AIM ▸ Check each line of the material. Copy those containing "potencjalnie".

━━━━━ DATA SHOWN

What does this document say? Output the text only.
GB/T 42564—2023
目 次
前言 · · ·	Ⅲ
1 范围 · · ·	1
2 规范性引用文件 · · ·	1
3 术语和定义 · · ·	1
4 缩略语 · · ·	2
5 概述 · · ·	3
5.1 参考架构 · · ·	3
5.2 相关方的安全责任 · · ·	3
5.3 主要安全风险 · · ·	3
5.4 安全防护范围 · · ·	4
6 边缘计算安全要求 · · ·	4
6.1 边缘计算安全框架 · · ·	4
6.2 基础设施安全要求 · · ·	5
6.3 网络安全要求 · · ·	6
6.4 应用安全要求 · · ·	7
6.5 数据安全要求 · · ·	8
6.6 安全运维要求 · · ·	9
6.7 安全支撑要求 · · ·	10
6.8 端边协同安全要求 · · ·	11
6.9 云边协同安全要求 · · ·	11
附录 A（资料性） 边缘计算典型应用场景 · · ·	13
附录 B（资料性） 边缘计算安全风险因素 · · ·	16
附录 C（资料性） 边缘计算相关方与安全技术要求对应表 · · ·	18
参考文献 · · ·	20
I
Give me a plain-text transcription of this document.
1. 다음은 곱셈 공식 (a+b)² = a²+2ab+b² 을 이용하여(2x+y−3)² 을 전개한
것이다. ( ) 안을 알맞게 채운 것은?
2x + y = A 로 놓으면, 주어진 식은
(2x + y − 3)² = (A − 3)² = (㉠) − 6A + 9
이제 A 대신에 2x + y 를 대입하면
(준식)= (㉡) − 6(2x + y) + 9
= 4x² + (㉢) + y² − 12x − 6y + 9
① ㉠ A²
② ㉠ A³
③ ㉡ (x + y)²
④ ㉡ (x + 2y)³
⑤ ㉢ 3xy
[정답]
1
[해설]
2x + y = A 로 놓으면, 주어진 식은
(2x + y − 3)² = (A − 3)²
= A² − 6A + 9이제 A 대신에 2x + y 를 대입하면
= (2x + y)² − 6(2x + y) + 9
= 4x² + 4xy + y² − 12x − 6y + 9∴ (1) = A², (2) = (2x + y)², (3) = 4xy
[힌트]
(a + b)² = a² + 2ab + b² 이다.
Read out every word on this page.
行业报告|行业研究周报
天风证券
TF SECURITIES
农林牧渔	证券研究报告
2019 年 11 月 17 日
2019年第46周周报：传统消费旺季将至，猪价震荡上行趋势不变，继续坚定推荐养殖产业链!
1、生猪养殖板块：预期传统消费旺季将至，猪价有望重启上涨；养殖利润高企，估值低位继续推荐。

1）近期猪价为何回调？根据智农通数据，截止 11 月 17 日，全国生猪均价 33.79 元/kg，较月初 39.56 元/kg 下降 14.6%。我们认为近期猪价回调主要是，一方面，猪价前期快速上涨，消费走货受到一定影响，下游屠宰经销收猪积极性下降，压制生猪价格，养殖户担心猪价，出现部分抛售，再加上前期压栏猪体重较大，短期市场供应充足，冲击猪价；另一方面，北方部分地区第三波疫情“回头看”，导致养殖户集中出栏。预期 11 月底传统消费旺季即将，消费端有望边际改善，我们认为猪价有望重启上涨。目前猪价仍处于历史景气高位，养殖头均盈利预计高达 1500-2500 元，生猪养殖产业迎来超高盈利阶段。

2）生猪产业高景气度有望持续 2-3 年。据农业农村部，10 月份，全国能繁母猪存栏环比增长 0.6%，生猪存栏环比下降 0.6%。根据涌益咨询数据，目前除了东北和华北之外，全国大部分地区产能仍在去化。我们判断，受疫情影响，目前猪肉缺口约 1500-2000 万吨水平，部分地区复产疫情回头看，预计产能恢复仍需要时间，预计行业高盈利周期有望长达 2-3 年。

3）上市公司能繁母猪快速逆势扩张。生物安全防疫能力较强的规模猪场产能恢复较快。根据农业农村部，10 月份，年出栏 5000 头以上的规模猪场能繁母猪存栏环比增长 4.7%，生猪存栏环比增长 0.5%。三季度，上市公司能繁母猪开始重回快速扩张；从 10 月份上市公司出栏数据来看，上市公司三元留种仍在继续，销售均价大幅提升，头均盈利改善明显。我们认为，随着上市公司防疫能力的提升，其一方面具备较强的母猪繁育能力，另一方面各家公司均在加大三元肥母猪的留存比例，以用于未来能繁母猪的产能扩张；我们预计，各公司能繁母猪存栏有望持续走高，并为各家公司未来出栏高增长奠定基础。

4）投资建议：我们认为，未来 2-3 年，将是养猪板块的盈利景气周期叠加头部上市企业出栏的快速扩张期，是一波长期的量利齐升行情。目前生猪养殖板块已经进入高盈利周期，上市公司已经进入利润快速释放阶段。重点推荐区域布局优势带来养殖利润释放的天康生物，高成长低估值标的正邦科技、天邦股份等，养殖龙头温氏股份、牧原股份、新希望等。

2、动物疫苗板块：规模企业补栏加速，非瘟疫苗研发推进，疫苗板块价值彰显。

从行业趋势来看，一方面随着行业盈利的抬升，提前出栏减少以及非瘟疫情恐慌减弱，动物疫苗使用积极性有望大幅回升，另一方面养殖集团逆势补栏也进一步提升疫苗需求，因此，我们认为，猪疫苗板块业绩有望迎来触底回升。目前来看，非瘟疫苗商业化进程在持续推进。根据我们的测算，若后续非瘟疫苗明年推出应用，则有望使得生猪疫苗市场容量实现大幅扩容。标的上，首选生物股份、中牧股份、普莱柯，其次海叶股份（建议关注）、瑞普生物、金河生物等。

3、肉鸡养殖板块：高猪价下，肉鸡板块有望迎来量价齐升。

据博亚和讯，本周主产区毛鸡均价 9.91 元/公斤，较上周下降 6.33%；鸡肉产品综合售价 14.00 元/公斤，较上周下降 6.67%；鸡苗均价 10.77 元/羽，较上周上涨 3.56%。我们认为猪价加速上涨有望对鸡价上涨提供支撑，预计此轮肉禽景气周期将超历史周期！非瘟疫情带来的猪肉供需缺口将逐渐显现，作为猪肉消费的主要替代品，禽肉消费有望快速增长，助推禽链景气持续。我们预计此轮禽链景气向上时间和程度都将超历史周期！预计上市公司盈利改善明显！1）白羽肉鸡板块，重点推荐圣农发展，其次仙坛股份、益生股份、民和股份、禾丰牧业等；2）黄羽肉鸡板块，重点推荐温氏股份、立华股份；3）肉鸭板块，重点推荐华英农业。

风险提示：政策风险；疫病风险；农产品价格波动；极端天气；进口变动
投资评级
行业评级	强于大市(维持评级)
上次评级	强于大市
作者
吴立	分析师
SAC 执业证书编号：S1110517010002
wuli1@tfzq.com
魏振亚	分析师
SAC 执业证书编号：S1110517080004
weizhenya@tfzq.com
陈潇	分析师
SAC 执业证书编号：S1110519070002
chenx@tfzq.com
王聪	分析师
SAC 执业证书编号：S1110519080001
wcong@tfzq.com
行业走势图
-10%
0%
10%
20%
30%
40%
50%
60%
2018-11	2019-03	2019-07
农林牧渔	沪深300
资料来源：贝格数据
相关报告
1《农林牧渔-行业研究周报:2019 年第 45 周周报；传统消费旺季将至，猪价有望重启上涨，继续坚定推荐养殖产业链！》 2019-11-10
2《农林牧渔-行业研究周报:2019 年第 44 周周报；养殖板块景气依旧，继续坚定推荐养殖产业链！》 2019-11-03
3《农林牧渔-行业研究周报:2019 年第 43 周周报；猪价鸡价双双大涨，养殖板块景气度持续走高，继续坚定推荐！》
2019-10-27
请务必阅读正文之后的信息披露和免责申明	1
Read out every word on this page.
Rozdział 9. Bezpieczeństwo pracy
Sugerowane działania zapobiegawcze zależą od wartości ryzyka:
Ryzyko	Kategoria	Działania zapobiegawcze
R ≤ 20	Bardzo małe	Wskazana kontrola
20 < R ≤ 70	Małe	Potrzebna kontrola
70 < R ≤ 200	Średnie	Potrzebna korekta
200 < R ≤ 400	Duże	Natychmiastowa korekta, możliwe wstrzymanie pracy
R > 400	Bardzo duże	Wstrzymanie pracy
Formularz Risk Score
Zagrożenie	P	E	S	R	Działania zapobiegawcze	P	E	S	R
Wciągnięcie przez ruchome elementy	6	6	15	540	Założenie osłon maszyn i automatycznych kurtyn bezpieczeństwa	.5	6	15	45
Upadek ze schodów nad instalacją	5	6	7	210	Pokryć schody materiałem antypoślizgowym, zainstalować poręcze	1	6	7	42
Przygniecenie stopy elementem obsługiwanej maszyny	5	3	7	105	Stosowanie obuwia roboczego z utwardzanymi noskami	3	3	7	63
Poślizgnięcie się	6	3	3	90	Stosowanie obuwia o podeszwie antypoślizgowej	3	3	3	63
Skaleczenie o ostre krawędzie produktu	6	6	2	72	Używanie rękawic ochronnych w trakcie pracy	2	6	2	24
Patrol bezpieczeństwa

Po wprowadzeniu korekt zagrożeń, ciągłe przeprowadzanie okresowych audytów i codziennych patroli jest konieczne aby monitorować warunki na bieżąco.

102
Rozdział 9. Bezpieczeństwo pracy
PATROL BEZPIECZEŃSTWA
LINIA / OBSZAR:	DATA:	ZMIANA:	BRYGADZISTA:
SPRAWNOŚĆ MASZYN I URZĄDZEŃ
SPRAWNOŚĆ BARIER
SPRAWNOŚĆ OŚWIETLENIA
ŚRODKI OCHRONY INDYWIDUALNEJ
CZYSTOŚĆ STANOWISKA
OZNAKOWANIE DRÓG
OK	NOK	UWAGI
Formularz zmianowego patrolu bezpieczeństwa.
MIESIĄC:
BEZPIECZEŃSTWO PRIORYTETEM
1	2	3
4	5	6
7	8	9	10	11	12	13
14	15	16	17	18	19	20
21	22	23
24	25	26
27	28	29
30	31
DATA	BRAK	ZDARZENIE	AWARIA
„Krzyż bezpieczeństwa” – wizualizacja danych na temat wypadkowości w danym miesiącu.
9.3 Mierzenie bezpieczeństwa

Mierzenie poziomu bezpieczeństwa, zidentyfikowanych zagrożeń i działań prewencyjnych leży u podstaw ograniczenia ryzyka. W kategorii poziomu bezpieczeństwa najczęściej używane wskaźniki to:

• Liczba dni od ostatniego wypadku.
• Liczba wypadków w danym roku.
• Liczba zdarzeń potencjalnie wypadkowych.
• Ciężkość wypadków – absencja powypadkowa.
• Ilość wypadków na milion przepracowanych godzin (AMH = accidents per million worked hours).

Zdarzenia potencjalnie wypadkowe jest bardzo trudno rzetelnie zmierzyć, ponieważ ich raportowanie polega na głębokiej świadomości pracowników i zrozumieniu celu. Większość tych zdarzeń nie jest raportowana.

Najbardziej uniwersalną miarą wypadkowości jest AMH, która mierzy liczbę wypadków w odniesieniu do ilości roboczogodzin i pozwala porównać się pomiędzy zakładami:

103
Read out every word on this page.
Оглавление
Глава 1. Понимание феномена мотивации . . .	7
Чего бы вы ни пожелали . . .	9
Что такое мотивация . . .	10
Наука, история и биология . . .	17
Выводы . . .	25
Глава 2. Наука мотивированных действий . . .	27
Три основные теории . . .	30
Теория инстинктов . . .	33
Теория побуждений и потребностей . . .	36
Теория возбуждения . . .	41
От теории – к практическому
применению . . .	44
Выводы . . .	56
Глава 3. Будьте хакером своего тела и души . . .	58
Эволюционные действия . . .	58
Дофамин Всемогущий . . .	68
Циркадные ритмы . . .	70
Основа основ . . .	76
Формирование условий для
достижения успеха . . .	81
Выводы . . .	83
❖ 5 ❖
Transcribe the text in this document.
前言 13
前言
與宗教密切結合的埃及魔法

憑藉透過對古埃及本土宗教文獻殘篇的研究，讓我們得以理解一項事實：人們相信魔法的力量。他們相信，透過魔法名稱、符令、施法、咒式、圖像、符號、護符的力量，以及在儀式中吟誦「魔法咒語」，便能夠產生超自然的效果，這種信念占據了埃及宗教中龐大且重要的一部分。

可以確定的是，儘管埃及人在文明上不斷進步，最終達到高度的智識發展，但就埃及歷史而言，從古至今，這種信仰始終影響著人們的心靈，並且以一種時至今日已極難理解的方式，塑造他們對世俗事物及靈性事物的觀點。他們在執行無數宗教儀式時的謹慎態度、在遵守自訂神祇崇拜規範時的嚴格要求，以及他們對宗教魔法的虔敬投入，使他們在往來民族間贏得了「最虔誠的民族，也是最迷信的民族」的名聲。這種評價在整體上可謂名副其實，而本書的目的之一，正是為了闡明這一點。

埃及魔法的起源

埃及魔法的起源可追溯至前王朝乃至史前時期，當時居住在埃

━━━━━━━━━━

ANSWER FOR THE TASK ▸
• Liczba zdarzeń potencjalnie wypadkowych.
Zdarzenia potencjalnie wypadkowe jest bardzo trudno rzetelnie zmierzyć, ponieważ ich raportowanie polega na głębokiej świadomości pracowników i zrozumieniu celu. Większość tych zdarzeń nie jest raportowana.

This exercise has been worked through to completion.